• [GOAL OF THE EXERCISE] List all the lines in these records that hold "this".

— Start AVAILABLE RECORDS —

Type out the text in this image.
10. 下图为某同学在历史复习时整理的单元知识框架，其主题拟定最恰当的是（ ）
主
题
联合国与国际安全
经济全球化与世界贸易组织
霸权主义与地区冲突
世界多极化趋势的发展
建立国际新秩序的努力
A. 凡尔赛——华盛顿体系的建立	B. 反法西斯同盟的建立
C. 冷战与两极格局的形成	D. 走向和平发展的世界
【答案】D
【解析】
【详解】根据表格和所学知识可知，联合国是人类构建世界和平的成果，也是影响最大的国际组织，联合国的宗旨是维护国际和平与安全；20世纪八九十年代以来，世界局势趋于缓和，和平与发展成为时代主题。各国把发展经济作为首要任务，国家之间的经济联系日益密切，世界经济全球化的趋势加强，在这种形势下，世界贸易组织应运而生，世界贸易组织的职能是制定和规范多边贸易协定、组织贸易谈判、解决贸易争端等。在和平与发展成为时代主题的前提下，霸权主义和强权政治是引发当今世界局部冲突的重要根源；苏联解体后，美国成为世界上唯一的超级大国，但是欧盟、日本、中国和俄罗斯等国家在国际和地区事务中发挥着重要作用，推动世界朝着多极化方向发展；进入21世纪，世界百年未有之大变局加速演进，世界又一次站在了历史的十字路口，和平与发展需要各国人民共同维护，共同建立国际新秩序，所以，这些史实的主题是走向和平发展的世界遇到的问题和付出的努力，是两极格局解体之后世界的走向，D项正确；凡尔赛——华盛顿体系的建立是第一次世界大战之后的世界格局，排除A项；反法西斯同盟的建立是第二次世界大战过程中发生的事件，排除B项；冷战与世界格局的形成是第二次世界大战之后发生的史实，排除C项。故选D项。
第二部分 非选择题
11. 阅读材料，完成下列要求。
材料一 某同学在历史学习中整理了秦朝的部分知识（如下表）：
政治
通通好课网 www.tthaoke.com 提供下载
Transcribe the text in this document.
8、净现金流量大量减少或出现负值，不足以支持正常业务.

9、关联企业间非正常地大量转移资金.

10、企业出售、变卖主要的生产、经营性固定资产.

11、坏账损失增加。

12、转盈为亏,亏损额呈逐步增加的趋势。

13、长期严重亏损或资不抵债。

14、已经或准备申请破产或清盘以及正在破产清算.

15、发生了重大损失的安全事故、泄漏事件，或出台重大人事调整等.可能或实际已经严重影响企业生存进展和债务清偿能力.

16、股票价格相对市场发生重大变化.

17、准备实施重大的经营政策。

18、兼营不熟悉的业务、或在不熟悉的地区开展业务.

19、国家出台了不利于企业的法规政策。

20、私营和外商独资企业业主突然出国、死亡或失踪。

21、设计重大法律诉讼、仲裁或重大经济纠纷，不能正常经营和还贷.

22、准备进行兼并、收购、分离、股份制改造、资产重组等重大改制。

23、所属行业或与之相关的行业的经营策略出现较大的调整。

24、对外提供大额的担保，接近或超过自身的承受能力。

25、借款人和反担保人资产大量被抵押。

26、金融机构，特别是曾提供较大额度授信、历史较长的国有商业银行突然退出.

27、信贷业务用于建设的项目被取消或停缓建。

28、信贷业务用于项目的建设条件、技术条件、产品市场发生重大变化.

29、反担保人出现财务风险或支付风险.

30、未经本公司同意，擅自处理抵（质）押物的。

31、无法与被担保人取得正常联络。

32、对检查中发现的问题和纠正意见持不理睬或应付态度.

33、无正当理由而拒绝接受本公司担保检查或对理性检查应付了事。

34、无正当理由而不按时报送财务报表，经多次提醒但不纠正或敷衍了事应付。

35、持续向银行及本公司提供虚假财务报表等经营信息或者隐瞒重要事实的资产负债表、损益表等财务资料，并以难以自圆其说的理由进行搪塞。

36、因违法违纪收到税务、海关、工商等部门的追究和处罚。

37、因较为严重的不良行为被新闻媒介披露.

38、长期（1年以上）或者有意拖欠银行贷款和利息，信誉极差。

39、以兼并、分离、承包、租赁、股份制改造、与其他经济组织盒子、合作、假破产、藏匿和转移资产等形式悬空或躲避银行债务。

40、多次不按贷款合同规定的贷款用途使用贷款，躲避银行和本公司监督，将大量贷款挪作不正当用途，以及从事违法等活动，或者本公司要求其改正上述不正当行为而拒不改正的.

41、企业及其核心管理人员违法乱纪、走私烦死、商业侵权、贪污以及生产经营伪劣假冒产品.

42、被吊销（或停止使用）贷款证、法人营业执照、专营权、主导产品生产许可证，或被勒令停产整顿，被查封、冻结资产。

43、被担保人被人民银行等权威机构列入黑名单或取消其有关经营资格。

— End AVAILABLE RECORDS —

• [COMPLETED EXERCISE]
Type out the text in this image.
Transcribe the text in this document.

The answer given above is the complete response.